Select, from the material below, each line with "Velocity" in it.

THE INPUT ::
________________________
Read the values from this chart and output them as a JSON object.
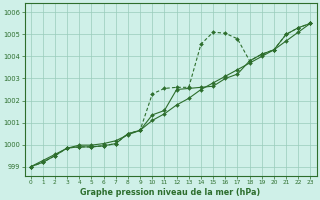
{
  "title": "Graphe pression niveau de la mer (hPa)",
  "background_color": "#cff0e8",
  "grid_color": "#99ccbb",
  "line_color": "#2d6e2d",
  "xlim": [
    -0.5,
    23.5
  ],
  "ylim": [
    998.6,
    1006.4
  ],
  "yticks": [
    999,
    1000,
    1001,
    1002,
    1003,
    1004,
    1005,
    1006
  ],
  "xticks": [
    0,
    1,
    2,
    3,
    4,
    5,
    6,
    7,
    8,
    9,
    10,
    11,
    12,
    13,
    14,
    15,
    16,
    17,
    18,
    19,
    20,
    21,
    22,
    23
  ],
  "y_straight": [
    999.0,
    999.28,
    999.56,
    999.84,
    999.98,
    999.98,
    1000.05,
    1000.18,
    1000.45,
    1000.65,
    1001.1,
    1001.4,
    1001.8,
    1002.1,
    1002.5,
    1002.8,
    1003.1,
    1003.4,
    1003.7,
    1004.0,
    1004.3,
    1004.7,
    1005.1,
    1005.5
  ],
  "y_curvy": [
    999.0,
    999.2,
    999.5,
    999.85,
    999.9,
    999.9,
    999.95,
    1000.05,
    1000.5,
    1000.65,
    1001.35,
    1001.55,
    1002.5,
    1002.55,
    1002.6,
    1002.65,
    1003.0,
    1003.2,
    1003.8,
    1004.1,
    1004.3,
    1005.0,
    1005.3,
    1005.5
  ],
  "y_dashed_x": [
    0,
    1,
    2,
    3,
    4,
    5,
    6,
    7,
    8,
    9,
    10,
    11,
    12,
    13,
    14,
    15,
    16,
    17,
    18,
    19,
    20,
    21,
    22,
    23
  ],
  "y_dashed": [
    999.0,
    999.2,
    999.5,
    999.85,
    999.9,
    999.9,
    999.95,
    1000.05,
    1000.5,
    1000.65,
    1002.3,
    1002.55,
    1002.6,
    1002.6,
    1004.55,
    1005.1,
    1005.05,
    1004.8,
    1003.8,
    1004.1,
    1004.3,
    1005.0,
    1005.3,
    1005.5
  ]
}
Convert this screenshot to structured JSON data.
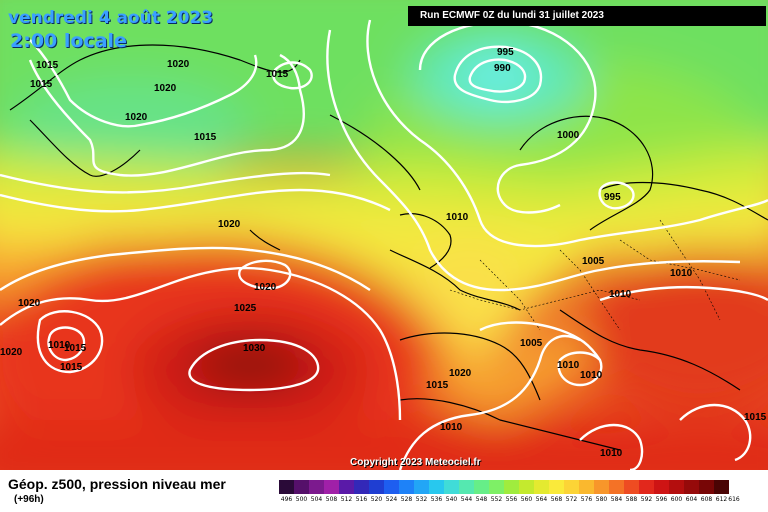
{
  "header": {
    "date": "vendredi 4 août 2023",
    "local_time": "2:00 locale",
    "run": "Run ECMWF 0Z du lundi 31 juillet 2023"
  },
  "footer": {
    "title": "Géop. z500, pression niveau mer",
    "lead": "(+96h)",
    "copyright": "Copyright 2023 Meteociel.fr"
  },
  "scale": {
    "ticks": [
      "496",
      "500",
      "504",
      "508",
      "512",
      "516",
      "520",
      "524",
      "528",
      "532",
      "536",
      "540",
      "544",
      "548",
      "552",
      "556",
      "560",
      "564",
      "568",
      "572",
      "576",
      "580",
      "584",
      "588",
      "592",
      "596",
      "600",
      "604",
      "608",
      "612",
      "616"
    ],
    "colors": [
      "#2a0a38",
      "#55106a",
      "#7c1a8e",
      "#a020a8",
      "#5a1aa8",
      "#3328b8",
      "#1f3ed2",
      "#1e5ef0",
      "#1e82f8",
      "#22a6f6",
      "#28c8ee",
      "#40dcd8",
      "#55e8b0",
      "#66ee88",
      "#7ef066",
      "#a0ec3e",
      "#c4ea2e",
      "#e4ea30",
      "#faea3a",
      "#fcd436",
      "#fab82e",
      "#f8962a",
      "#f47226",
      "#ee4c22",
      "#e2281c",
      "#ce1414",
      "#b40e0e",
      "#960a0a",
      "#780606",
      "#4a0404"
    ]
  },
  "isobars": [
    {
      "v": "1015",
      "id": "a"
    },
    {
      "v": "1015",
      "id": "b"
    },
    {
      "v": "1020",
      "id": "c"
    },
    {
      "v": "1020",
      "id": "d"
    },
    {
      "v": "1020",
      "id": "e"
    },
    {
      "v": "1015",
      "id": "f"
    },
    {
      "v": "1015",
      "id": "g"
    },
    {
      "v": "995",
      "id": "h"
    },
    {
      "v": "990",
      "id": "i"
    },
    {
      "v": "1000",
      "id": "j"
    },
    {
      "v": "995",
      "id": "k"
    },
    {
      "v": "1010",
      "id": "l"
    },
    {
      "v": "1020",
      "id": "m"
    },
    {
      "v": "1005",
      "id": "n"
    },
    {
      "v": "1010",
      "id": "o"
    },
    {
      "v": "1010",
      "id": "p"
    },
    {
      "v": "1020",
      "id": "q"
    },
    {
      "v": "1025",
      "id": "r"
    },
    {
      "v": "1020",
      "id": "s"
    },
    {
      "v": "1020",
      "id": "t"
    },
    {
      "v": "1010",
      "id": "u"
    },
    {
      "v": "1015",
      "id": "v"
    },
    {
      "v": "1015",
      "id": "w"
    },
    {
      "v": "1030",
      "id": "x"
    },
    {
      "v": "1005",
      "id": "y"
    },
    {
      "v": "1010",
      "id": "z"
    },
    {
      "v": "1010",
      "id": "aa"
    },
    {
      "v": "1020",
      "id": "ab"
    },
    {
      "v": "1015",
      "id": "ac"
    },
    {
      "v": "1010",
      "id": "ad"
    },
    {
      "v": "1010",
      "id": "ae"
    },
    {
      "v": "1015",
      "id": "af"
    },
    {
      "v": "1015",
      "id": "ag"
    }
  ]
}
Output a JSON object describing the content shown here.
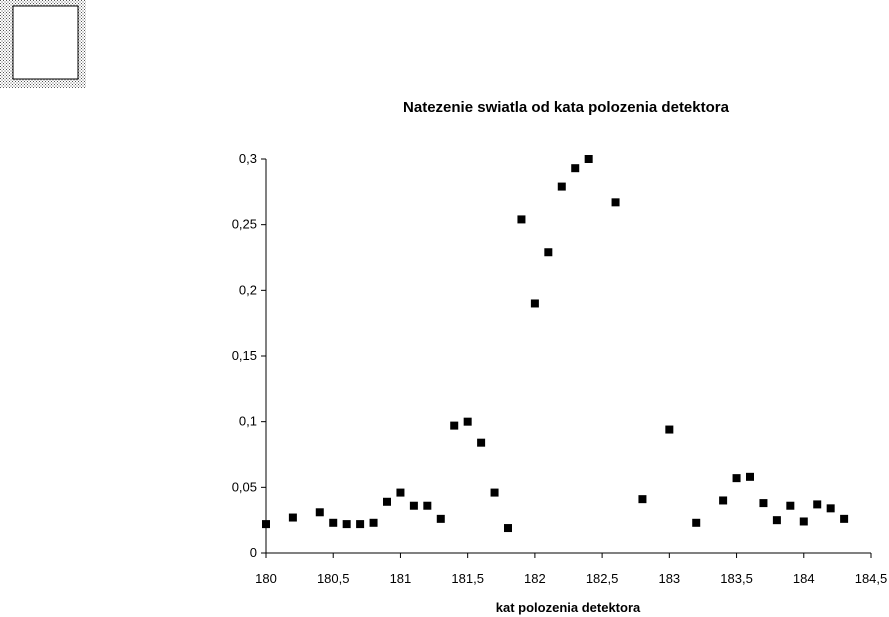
{
  "chart_data": {
    "type": "scatter",
    "title": "Natezenie swiatla od kata polozenia detektora",
    "xlabel": "kat polozenia detektora",
    "ylabel": "",
    "xlim": [
      180,
      184.5
    ],
    "ylim": [
      0,
      0.3
    ],
    "x_ticks": [
      180,
      180.5,
      181,
      181.5,
      182,
      182.5,
      183,
      183.5,
      184,
      184.5
    ],
    "x_tick_labels": [
      "180",
      "180,5",
      "181",
      "181,5",
      "182",
      "182,5",
      "183",
      "183,5",
      "184",
      "184,5"
    ],
    "y_ticks": [
      0,
      0.05,
      0.1,
      0.15,
      0.2,
      0.25,
      0.3
    ],
    "y_tick_labels": [
      "0",
      "0,05",
      "0,1",
      "0,15",
      "0,2",
      "0,25",
      "0,3"
    ],
    "grid": false,
    "legend": "none",
    "marker_color": "#000000",
    "points": [
      {
        "x": 180.0,
        "y": 0.022
      },
      {
        "x": 180.2,
        "y": 0.027
      },
      {
        "x": 180.4,
        "y": 0.031
      },
      {
        "x": 180.5,
        "y": 0.023
      },
      {
        "x": 180.6,
        "y": 0.022
      },
      {
        "x": 180.7,
        "y": 0.022
      },
      {
        "x": 180.8,
        "y": 0.023
      },
      {
        "x": 180.9,
        "y": 0.039
      },
      {
        "x": 181.0,
        "y": 0.046
      },
      {
        "x": 181.1,
        "y": 0.036
      },
      {
        "x": 181.2,
        "y": 0.036
      },
      {
        "x": 181.3,
        "y": 0.026
      },
      {
        "x": 181.4,
        "y": 0.097
      },
      {
        "x": 181.5,
        "y": 0.1
      },
      {
        "x": 181.6,
        "y": 0.084
      },
      {
        "x": 181.7,
        "y": 0.046
      },
      {
        "x": 181.8,
        "y": 0.019
      },
      {
        "x": 181.9,
        "y": 0.254
      },
      {
        "x": 182.0,
        "y": 0.19
      },
      {
        "x": 182.1,
        "y": 0.229
      },
      {
        "x": 182.2,
        "y": 0.279
      },
      {
        "x": 182.3,
        "y": 0.293
      },
      {
        "x": 182.4,
        "y": 0.3
      },
      {
        "x": 182.6,
        "y": 0.267
      },
      {
        "x": 182.8,
        "y": 0.041
      },
      {
        "x": 183.0,
        "y": 0.094
      },
      {
        "x": 183.2,
        "y": 0.023
      },
      {
        "x": 183.4,
        "y": 0.04
      },
      {
        "x": 183.5,
        "y": 0.057
      },
      {
        "x": 183.6,
        "y": 0.058
      },
      {
        "x": 183.7,
        "y": 0.038
      },
      {
        "x": 183.8,
        "y": 0.025
      },
      {
        "x": 183.9,
        "y": 0.036
      },
      {
        "x": 184.0,
        "y": 0.024
      },
      {
        "x": 184.1,
        "y": 0.037
      },
      {
        "x": 184.2,
        "y": 0.034
      },
      {
        "x": 184.3,
        "y": 0.026
      }
    ]
  }
}
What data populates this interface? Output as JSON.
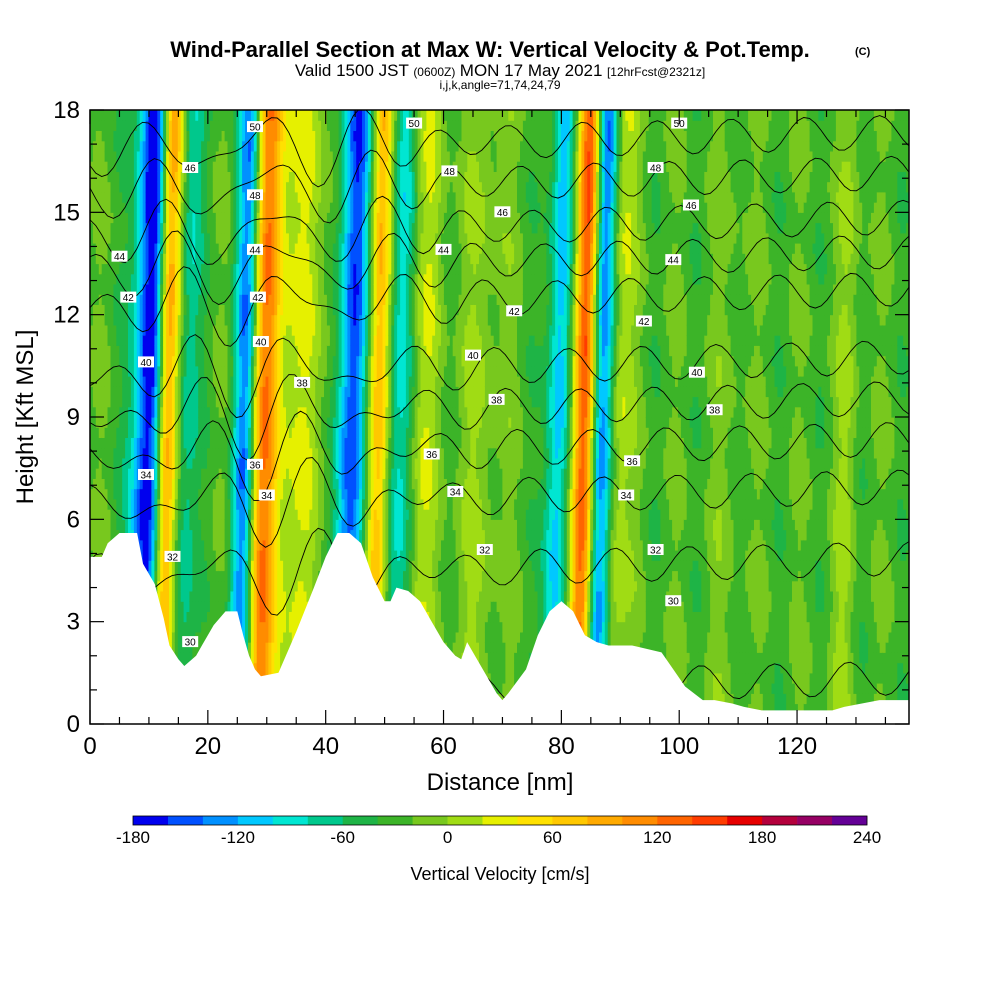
{
  "chart_data": {
    "type": "heatmap",
    "title": {
      "main": "Wind-Parallel Section at Max W: Vertical Velocity & Pot.Temp.",
      "copyright": "(C)",
      "line2_prefix": "Valid 1500 JST",
      "line2_zulu": "(0600Z)",
      "line2_date": "MON 17 May 2021",
      "line2_fcst": "[12hrFcst@2321z]",
      "line3": "i,j,k,angle=71,74,24,79"
    },
    "xlabel": "Distance [nm]",
    "ylabel": "Height [Kft MSL]",
    "xlim": [
      0,
      139
    ],
    "ylim": [
      0,
      18
    ],
    "x_ticks": [
      0,
      20,
      40,
      60,
      80,
      100,
      120
    ],
    "y_ticks": [
      0,
      3,
      6,
      9,
      12,
      15,
      18
    ],
    "colorbar": {
      "title": "Vertical Velocity [cm/s]",
      "min": -180,
      "max": 240,
      "step": 20,
      "tick_values": [
        -180,
        -120,
        -60,
        0,
        60,
        120,
        180,
        240
      ],
      "colors": [
        "#0000ee",
        "#0050ff",
        "#0090ff",
        "#00c8ff",
        "#00e6d2",
        "#00c88c",
        "#1eb446",
        "#3cb428",
        "#78c81e",
        "#a0dc14",
        "#e6f000",
        "#ffe100",
        "#ffc800",
        "#ffaa00",
        "#ff8c00",
        "#ff6400",
        "#ff3c00",
        "#e60000",
        "#b4003c",
        "#960064",
        "#640096"
      ]
    },
    "features": [
      {
        "x": 10,
        "w_peak": -180,
        "width": 3.0
      },
      {
        "x": 12.5,
        "w_peak": 190,
        "width": 2.0
      },
      {
        "x": 16,
        "w_peak": -55,
        "width": 2.0
      },
      {
        "x": 26,
        "w_peak": -130,
        "width": 2.0
      },
      {
        "x": 29,
        "w_peak": 120,
        "width": 2.5
      },
      {
        "x": 34,
        "w_peak": 45,
        "width": 6.0
      },
      {
        "x": 44,
        "w_peak": -140,
        "width": 2.5
      },
      {
        "x": 48.5,
        "w_peak": 110,
        "width": 2.0
      },
      {
        "x": 52,
        "w_peak": -70,
        "width": 2.5
      },
      {
        "x": 56,
        "w_peak": 40,
        "width": 3.0
      },
      {
        "x": 66,
        "w_peak": 25,
        "width": 4.0
      },
      {
        "x": 79,
        "w_peak": -90,
        "width": 2.0
      },
      {
        "x": 83.5,
        "w_peak": 170,
        "width": 2.0
      },
      {
        "x": 86.5,
        "w_peak": -140,
        "width": 2.0
      },
      {
        "x": 89,
        "w_peak": 55,
        "width": 2.5
      },
      {
        "x": 108,
        "w_peak": 10,
        "width": 3.0
      },
      {
        "x": 128,
        "w_peak": 25,
        "width": 2.0
      }
    ],
    "terrain_kft": [
      [
        0,
        4.9
      ],
      [
        2,
        4.9
      ],
      [
        3,
        5.3
      ],
      [
        5,
        5.6
      ],
      [
        8,
        5.6
      ],
      [
        9,
        4.7
      ],
      [
        11,
        4.1
      ],
      [
        12.5,
        3.1
      ],
      [
        13.5,
        2.3
      ],
      [
        15,
        1.9
      ],
      [
        16,
        1.7
      ],
      [
        18,
        2.0
      ],
      [
        19,
        2.3
      ],
      [
        21,
        2.9
      ],
      [
        23,
        3.3
      ],
      [
        25,
        3.3
      ],
      [
        26,
        2.6
      ],
      [
        27,
        2.0
      ],
      [
        28,
        1.6
      ],
      [
        29,
        1.4
      ],
      [
        32,
        1.5
      ],
      [
        35,
        2.7
      ],
      [
        38,
        4.0
      ],
      [
        40,
        4.9
      ],
      [
        42,
        5.6
      ],
      [
        44,
        5.6
      ],
      [
        46,
        5.3
      ],
      [
        48,
        4.3
      ],
      [
        50,
        3.6
      ],
      [
        51,
        3.6
      ],
      [
        52,
        4.0
      ],
      [
        54,
        3.9
      ],
      [
        56,
        3.6
      ],
      [
        58,
        3.0
      ],
      [
        60,
        2.4
      ],
      [
        62,
        2.0
      ],
      [
        63,
        1.9
      ],
      [
        64,
        2.4
      ],
      [
        65,
        2.1
      ],
      [
        67,
        1.5
      ],
      [
        69,
        0.9
      ],
      [
        70,
        0.7
      ],
      [
        71,
        0.9
      ],
      [
        74,
        1.6
      ],
      [
        76,
        2.6
      ],
      [
        78,
        3.3
      ],
      [
        80,
        3.6
      ],
      [
        82,
        3.3
      ],
      [
        84,
        2.6
      ],
      [
        86,
        2.4
      ],
      [
        88,
        2.3
      ],
      [
        92,
        2.3
      ],
      [
        97,
        2.1
      ],
      [
        99,
        1.6
      ],
      [
        101,
        1.1
      ],
      [
        104,
        0.7
      ],
      [
        106,
        0.7
      ],
      [
        109,
        0.6
      ],
      [
        111,
        0.5
      ],
      [
        114,
        0.4
      ],
      [
        120,
        0.4
      ],
      [
        126,
        0.4
      ],
      [
        128,
        0.5
      ],
      [
        134,
        0.7
      ],
      [
        139,
        0.7
      ]
    ],
    "theta_contours": [
      {
        "value": "30",
        "z_left": 0.8,
        "label_x": 17,
        "label_z": 2.4
      },
      {
        "value": "32",
        "z_left": 4.3,
        "label_x": 14,
        "label_z": 4.9
      },
      {
        "value": "34",
        "z_left": 6.4,
        "label_x": 30,
        "label_z": 6.7
      },
      {
        "value": "36",
        "z_left": 7.8,
        "label_x": 28,
        "label_z": 7.6
      },
      {
        "value": "38",
        "z_left": 9.0,
        "label_x": 36,
        "label_z": 10.0
      },
      {
        "value": "40",
        "z_left": 10.2,
        "label_x": 29,
        "label_z": 11.2
      },
      {
        "value": "42",
        "z_left": 12.2,
        "label_x": 28.5,
        "label_z": 12.5
      },
      {
        "value": "44",
        "z_left": 13.3,
        "label_x": 28,
        "label_z": 13.9
      },
      {
        "value": "46",
        "z_left": 14.3,
        "label_x": 17,
        "label_z": 15.6
      },
      {
        "value": "48",
        "z_left": 15.6,
        "label_x": 28,
        "label_z": 15.5
      },
      {
        "value": "50",
        "z_left": 16.8,
        "label_x": 28,
        "label_z": 17.5
      }
    ],
    "theta_labels": [
      {
        "text": "44",
        "x": 5,
        "z": 13.7
      },
      {
        "text": "42",
        "x": 6.5,
        "z": 12.5
      },
      {
        "text": "40",
        "x": 9.5,
        "z": 10.6
      },
      {
        "text": "34",
        "x": 9.5,
        "z": 7.3
      },
      {
        "text": "46",
        "x": 17,
        "z": 16.3
      },
      {
        "text": "48",
        "x": 28,
        "z": 15.5
      },
      {
        "text": "50",
        "x": 28,
        "z": 17.5
      },
      {
        "text": "44",
        "x": 28,
        "z": 13.9
      },
      {
        "text": "42",
        "x": 28.5,
        "z": 12.5
      },
      {
        "text": "40",
        "x": 29,
        "z": 11.2
      },
      {
        "text": "36",
        "x": 28,
        "z": 7.6
      },
      {
        "text": "34",
        "x": 30,
        "z": 6.7
      },
      {
        "text": "38",
        "x": 36,
        "z": 10.0
      },
      {
        "text": "32",
        "x": 14,
        "z": 4.9
      },
      {
        "text": "30",
        "x": 17,
        "z": 2.4
      },
      {
        "text": "50",
        "x": 55,
        "z": 17.6
      },
      {
        "text": "48",
        "x": 61,
        "z": 16.2
      },
      {
        "text": "46",
        "x": 70,
        "z": 15.0
      },
      {
        "text": "44",
        "x": 60,
        "z": 13.9
      },
      {
        "text": "42",
        "x": 72,
        "z": 12.1
      },
      {
        "text": "40",
        "x": 65,
        "z": 10.8
      },
      {
        "text": "38",
        "x": 69,
        "z": 9.5
      },
      {
        "text": "36",
        "x": 58,
        "z": 7.9
      },
      {
        "text": "34",
        "x": 62,
        "z": 6.8
      },
      {
        "text": "32",
        "x": 67,
        "z": 5.1
      },
      {
        "text": "50",
        "x": 100,
        "z": 17.6
      },
      {
        "text": "48",
        "x": 96,
        "z": 16.3
      },
      {
        "text": "46",
        "x": 102,
        "z": 15.2
      },
      {
        "text": "44",
        "x": 99,
        "z": 13.6
      },
      {
        "text": "42",
        "x": 94,
        "z": 11.8
      },
      {
        "text": "40",
        "x": 103,
        "z": 10.3
      },
      {
        "text": "38",
        "x": 106,
        "z": 9.2
      },
      {
        "text": "36",
        "x": 92,
        "z": 7.7
      },
      {
        "text": "34",
        "x": 91,
        "z": 6.7
      },
      {
        "text": "32",
        "x": 96,
        "z": 5.1
      },
      {
        "text": "30",
        "x": 99,
        "z": 3.6
      }
    ]
  }
}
________________________
CORRECT RESPONSE ::
      "main": "Wind-Parallel Section at Max W: Vertical Velocity & Pot.Temp.",
      "title": "Vertical Velocity [cm/s]",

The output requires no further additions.